(Data items)
◇ ◇ ◇ ◇ ◇ ◇ ◇
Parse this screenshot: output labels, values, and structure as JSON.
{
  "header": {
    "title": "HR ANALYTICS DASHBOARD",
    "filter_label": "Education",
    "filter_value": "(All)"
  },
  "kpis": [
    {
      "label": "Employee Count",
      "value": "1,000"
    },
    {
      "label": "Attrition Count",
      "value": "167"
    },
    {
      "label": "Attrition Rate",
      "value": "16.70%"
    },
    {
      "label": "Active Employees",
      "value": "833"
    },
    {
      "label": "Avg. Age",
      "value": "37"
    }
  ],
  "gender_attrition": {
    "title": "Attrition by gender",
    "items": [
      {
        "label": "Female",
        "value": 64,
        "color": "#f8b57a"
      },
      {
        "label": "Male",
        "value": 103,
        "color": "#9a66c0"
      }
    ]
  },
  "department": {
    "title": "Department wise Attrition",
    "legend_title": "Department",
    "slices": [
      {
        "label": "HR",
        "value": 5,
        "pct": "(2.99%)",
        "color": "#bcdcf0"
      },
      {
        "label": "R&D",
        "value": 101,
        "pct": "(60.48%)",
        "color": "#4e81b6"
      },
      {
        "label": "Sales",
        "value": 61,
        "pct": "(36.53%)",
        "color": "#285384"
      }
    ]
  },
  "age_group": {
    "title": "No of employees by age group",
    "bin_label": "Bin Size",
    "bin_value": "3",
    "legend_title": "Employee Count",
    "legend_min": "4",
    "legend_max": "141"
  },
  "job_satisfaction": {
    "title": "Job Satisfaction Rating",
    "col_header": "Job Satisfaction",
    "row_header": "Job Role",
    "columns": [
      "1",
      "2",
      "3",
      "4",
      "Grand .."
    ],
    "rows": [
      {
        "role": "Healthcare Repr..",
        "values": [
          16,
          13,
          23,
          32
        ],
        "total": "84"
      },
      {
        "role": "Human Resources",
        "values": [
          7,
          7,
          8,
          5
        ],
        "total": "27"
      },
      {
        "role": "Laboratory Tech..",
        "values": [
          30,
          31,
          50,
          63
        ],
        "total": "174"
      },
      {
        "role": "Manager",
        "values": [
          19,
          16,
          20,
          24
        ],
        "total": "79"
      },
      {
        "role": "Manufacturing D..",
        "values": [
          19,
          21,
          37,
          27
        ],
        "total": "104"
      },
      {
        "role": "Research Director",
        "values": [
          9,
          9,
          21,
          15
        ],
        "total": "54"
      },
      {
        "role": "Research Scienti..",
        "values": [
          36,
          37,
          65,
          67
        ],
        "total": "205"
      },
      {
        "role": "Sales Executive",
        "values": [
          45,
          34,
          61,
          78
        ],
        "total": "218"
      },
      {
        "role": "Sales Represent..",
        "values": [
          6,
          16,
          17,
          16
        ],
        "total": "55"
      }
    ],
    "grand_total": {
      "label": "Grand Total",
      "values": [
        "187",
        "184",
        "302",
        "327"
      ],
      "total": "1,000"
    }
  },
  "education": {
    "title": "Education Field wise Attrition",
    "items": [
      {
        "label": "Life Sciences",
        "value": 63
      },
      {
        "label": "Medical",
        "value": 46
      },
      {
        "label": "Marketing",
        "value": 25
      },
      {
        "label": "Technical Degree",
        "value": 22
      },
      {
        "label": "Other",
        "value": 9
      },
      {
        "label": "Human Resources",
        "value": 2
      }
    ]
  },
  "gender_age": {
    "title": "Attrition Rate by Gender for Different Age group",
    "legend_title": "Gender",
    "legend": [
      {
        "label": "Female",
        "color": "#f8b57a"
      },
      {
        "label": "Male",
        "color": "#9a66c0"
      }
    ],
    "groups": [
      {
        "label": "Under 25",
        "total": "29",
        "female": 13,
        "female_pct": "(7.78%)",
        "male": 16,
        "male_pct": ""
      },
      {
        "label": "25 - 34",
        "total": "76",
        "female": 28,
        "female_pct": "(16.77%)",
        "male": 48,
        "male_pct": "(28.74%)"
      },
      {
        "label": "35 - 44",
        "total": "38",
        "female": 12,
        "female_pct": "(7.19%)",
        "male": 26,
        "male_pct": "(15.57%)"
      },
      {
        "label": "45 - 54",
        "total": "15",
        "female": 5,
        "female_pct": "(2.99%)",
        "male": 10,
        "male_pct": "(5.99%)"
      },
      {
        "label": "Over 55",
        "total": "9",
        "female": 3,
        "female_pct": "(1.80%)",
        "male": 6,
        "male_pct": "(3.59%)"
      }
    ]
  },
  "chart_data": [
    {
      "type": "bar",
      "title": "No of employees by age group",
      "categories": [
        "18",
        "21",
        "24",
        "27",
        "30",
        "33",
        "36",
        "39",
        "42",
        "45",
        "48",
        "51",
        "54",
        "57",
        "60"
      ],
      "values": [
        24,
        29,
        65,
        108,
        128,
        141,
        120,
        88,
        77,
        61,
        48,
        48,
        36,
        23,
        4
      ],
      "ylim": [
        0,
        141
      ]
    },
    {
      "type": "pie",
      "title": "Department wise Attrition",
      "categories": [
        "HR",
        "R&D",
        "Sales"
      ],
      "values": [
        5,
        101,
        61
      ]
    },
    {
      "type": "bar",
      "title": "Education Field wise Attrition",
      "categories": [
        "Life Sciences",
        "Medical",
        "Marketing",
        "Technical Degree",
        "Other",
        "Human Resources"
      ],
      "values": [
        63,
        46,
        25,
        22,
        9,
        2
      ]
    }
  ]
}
◇ ◇ ◇ ◇ ◇ ◇ ◇
### Your instructions
Each line must be given again exactly as written above.

### Answer to this exercise
Parse this screenshot: output labels, values, and structure as JSON.
{
  "header": {
    "title": "HR ANALYTICS DASHBOARD",
    "filter_label": "Education",
    "filter_value": "(All)"
  },
  "kpis": [
    {
      "label": "Employee Count",
      "value": "1,000"
    },
    {
      "label": "Attrition Count",
      "value": "167"
    },
    {
      "label": "Attrition Rate",
      "value": "16.70%"
    },
    {
      "label": "Active Employees",
      "value": "833"
    },
    {
      "label": "Avg. Age",
      "value": "37"
    }
  ],
  "gender_attrition": {
    "title": "Attrition by gender",
    "items": [
      {
        "label": "Female",
        "value": 64,
        "color": "#f8b57a"
      },
      {
        "label": "Male",
        "value": 103,
        "color": "#9a66c0"
      }
    ]
  },
  "department": {
    "title": "Department wise Attrition",
    "legend_title": "Department",
    "slices": [
      {
        "label": "HR",
        "value": 5,
        "pct": "(2.99%)",
        "color": "#bcdcf0"
      },
      {
        "label": "R&D",
        "value": 101,
        "pct": "(60.48%)",
        "color": "#4e81b6"
      },
      {
        "label": "Sales",
        "value": 61,
        "pct": "(36.53%)",
        "color": "#285384"
      }
    ]
  },
  "age_group": {
    "title": "No of employees by age group",
    "bin_label": "Bin Size",
    "bin_value": "3",
    "legend_title": "Employee Count",
    "legend_min": "4",
    "legend_max": "141"
  },
  "job_satisfaction": {
    "title": "Job Satisfaction Rating",
    "col_header": "Job Satisfaction",
    "row_header": "Job Role",
    "columns": [
      "1",
      "2",
      "3",
      "4",
      "Grand .."
    ],
    "rows": [
      {
        "role": "Healthcare Repr..",
        "values": [
          16,
          13,
          23,
          32
        ],
        "total": "84"
      },
      {
        "role": "Human Resources",
        "values": [
          7,
          7,
          8,
          5
        ],
        "total": "27"
      },
      {
        "role": "Laboratory Tech..",
        "values": [
          30,
          31,
          50,
          63
        ],
        "total": "174"
      },
      {
        "role": "Manager",
        "values": [
          19,
          16,
          20,
          24
        ],
        "total": "79"
      },
      {
        "role": "Manufacturing D..",
        "values": [
          19,
          21,
          37,
          27
        ],
        "total": "104"
      },
      {
        "role": "Research Director",
        "values": [
          9,
          9,
          21,
          15
        ],
        "total": "54"
      },
      {
        "role": "Research Scienti..",
        "values": [
          36,
          37,
          65,
          67
        ],
        "total": "205"
      },
      {
        "role": "Sales Executive",
        "values": [
          45,
          34,
          61,
          78
        ],
        "total": "218"
      },
      {
        "role": "Sales Represent..",
        "values": [
          6,
          16,
          17,
          16
        ],
        "total": "55"
      }
    ],
    "grand_total": {
      "label": "Grand Total",
      "values": [
        "187",
        "184",
        "302",
        "327"
      ],
      "total": "1,000"
    }
  },
  "education": {
    "title": "Education Field wise Attrition",
    "items": [
      {
        "label": "Life Sciences",
        "value": 63
      },
      {
        "label": "Medical",
        "value": 46
      },
      {
        "label": "Marketing",
        "value": 25
      },
      {
        "label": "Technical Degree",
        "value": 22
      },
      {
        "label": "Other",
        "value": 9
      },
      {
        "label": "Human Resources",
        "value": 2
      }
    ]
  },
  "gender_age": {
    "title": "Attrition Rate by Gender for Different Age group",
    "legend_title": "Gender",
    "legend": [
      {
        "label": "Female",
        "color": "#f8b57a"
      },
      {
        "label": "Male",
        "color": "#9a66c0"
      }
    ],
    "groups": [
      {
        "label": "Under 25",
        "total": "29",
        "female": 13,
        "female_pct": "(7.78%)",
        "male": 16,
        "male_pct": ""
      },
      {
        "label": "25 - 34",
        "total": "76",
        "female": 28,
        "female_pct": "(16.77%)",
        "male": 48,
        "male_pct": "(28.74%)"
      },
      {
        "label": "35 - 44",
        "total": "38",
        "female": 12,
        "female_pct": "(7.19%)",
        "male": 26,
        "male_pct": "(15.57%)"
      },
      {
        "label": "45 - 54",
        "total": "15",
        "female": 5,
        "female_pct": "(2.99%)",
        "male": 10,
        "male_pct": "(5.99%)"
      },
      {
        "label": "Over 55",
        "total": "9",
        "female": 3,
        "female_pct": "(1.80%)",
        "male": 6,
        "male_pct": "(3.59%)"
      }
    ]
  },
  "chart_data": [
    {
      "type": "bar",
      "title": "No of employees by age group",
      "categories": [
        "18",
        "21",
        "24",
        "27",
        "30",
        "33",
        "36",
        "39",
        "42",
        "45",
        "48",
        "51",
        "54",
        "57",
        "60"
      ],
      "values": [
        24,
        29,
        65,
        108,
        128,
        141,
        120,
        88,
        77,
        61,
        48,
        48,
        36,
        23,
        4
      ],
      "ylim": [
        0,
        141
      ]
    },
    {
      "type": "pie",
      "title": "Department wise Attrition",
      "categories": [
        "HR",
        "R&D",
        "Sales"
      ],
      "values": [
        5,
        101,
        61
      ]
    },
    {
      "type": "bar",
      "title": "Education Field wise Attrition",
      "categories": [
        "Life Sciences",
        "Medical",
        "Marketing",
        "Technical Degree",
        "Other",
        "Human Resources"
      ],
      "values": [
        63,
        46,
        25,
        22,
        9,
        2
      ]
    }
  ]
}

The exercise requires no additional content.